● Problem details
Each record below must be returned exactly as shown.

● Supplied data
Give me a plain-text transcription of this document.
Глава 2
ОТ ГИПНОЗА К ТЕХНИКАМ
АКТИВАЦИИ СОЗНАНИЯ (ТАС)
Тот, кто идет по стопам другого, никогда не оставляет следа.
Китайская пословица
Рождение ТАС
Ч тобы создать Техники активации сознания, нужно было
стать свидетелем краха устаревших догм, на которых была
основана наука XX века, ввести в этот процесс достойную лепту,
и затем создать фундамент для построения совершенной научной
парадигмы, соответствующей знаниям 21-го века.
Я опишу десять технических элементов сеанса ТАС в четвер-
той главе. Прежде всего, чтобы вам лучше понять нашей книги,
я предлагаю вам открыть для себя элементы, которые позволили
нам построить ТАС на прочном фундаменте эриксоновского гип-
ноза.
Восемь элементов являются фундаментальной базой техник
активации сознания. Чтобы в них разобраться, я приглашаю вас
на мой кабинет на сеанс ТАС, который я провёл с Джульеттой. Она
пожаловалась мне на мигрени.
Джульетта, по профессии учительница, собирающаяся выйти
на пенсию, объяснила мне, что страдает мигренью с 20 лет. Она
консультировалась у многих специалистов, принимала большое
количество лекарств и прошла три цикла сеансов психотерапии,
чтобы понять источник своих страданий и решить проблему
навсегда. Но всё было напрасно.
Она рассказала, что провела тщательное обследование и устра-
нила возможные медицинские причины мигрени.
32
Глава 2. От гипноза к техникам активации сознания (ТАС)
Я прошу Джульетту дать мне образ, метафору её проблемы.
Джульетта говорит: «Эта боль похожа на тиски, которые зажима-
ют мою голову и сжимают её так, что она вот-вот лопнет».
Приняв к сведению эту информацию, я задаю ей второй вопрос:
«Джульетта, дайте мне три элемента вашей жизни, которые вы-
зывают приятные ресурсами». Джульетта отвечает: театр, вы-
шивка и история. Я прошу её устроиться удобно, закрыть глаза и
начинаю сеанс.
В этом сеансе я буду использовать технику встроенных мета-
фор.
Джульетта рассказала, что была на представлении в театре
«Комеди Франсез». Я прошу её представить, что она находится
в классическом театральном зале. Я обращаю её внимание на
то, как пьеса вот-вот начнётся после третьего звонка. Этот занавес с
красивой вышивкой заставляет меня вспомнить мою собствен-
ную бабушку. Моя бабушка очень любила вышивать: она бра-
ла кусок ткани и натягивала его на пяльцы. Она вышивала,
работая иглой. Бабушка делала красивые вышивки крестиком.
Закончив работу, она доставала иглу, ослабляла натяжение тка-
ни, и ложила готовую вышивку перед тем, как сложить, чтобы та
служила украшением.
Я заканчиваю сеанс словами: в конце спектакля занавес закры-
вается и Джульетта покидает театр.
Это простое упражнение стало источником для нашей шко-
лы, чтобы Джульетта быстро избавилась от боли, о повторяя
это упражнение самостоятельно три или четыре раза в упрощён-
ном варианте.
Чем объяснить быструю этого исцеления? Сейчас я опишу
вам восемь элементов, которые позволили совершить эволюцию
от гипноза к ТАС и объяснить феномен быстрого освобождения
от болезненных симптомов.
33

● Final answer
Give me a plain-text transcription of this document.
Глава 2
ОТ ГИПНОЗА К ТЕХНИКАМ
АКТИВАЦИИ СОЗНАНИЯ (ТАС)
Тот, кто идет по стопам другого, никогда не оставляет следа.
Китайская пословица
Рождение ТАС
Ч тобы создать Техники активации сознания, нужно было
стать свидетелем краха устаревших догм, на которых была
основана наука XX века, ввести в этот процесс достойную лепту,
и затем создать фундамент для построения совершенной научной
парадигмы, соответствующей знаниям 21-го века.
Я опишу десять технических элементов сеанса ТАС в четвер-
той главе. Прежде всего, чтобы вам лучше понять нашей книги,
я предлагаю вам открыть для себя элементы, которые позволили
нам построить ТАС на прочном фундаменте эриксоновского гип-
ноза.
Восемь элементов являются фундаментальной базой техник
активации сознания. Чтобы в них разобраться, я приглашаю вас
на мой кабинет на сеанс ТАС, который я провёл с Джульеттой. Она
пожаловалась мне на мигрени.
Джульетта, по профессии учительница, собирающаяся выйти
на пенсию, объяснила мне, что страдает мигренью с 20 лет. Она
консультировалась у многих специалистов, принимала большое
количество лекарств и прошла три цикла сеансов психотерапии,
чтобы понять источник своих страданий и решить проблему
навсегда. Но всё было напрасно.
Она рассказала, что провела тщательное обследование и устра-
нила возможные медицинские причины мигрени.
32
Глава 2. От гипноза к техникам активации сознания (ТАС)
Я прошу Джульетту дать мне образ, метафору её проблемы.
Джульетта говорит: «Эта боль похожа на тиски, которые зажима-
ют мою голову и сжимают её так, что она вот-вот лопнет».
Приняв к сведению эту информацию, я задаю ей второй вопрос:
«Джульетта, дайте мне три элемента вашей жизни, которые вы-
зывают приятные ресурсами». Джульетта отвечает: театр, вы-
шивка и история. Я прошу её устроиться удобно, закрыть глаза и
начинаю сеанс.
В этом сеансе я буду использовать технику встроенных мета-
фор.
Джульетта рассказала, что была на представлении в театре
«Комеди Франсез». Я прошу её представить, что она находится
в классическом театральном зале. Я обращаю её внимание на
то, как пьеса вот-вот начнётся после третьего звонка. Этот занавес с
красивой вышивкой заставляет меня вспомнить мою собствен-
ную бабушку. Моя бабушка очень любила вышивать: она бра-
ла кусок ткани и натягивала его на пяльцы. Она вышивала,
работая иглой. Бабушка делала красивые вышивки крестиком.
Закончив работу, она доставала иглу, ослабляла натяжение тка-
ни, и ложила готовую вышивку перед тем, как сложить, чтобы та
служила украшением.
Я заканчиваю сеанс словами: в конце спектакля занавес закры-
вается и Джульетта покидает театр.
Это простое упражнение стало источником для нашей шко-
лы, чтобы Джульетта быстро избавилась от боли, о повторяя
это упражнение самостоятельно три или четыре раза в упрощён-
ном варианте.
Чем объяснить быструю этого исцеления? Сейчас я опишу
вам восемь элементов, которые позволили совершить эволюцию
от гипноза к ТАС и объяснить феномен быстрого освобождения
от болезненных симптомов.
33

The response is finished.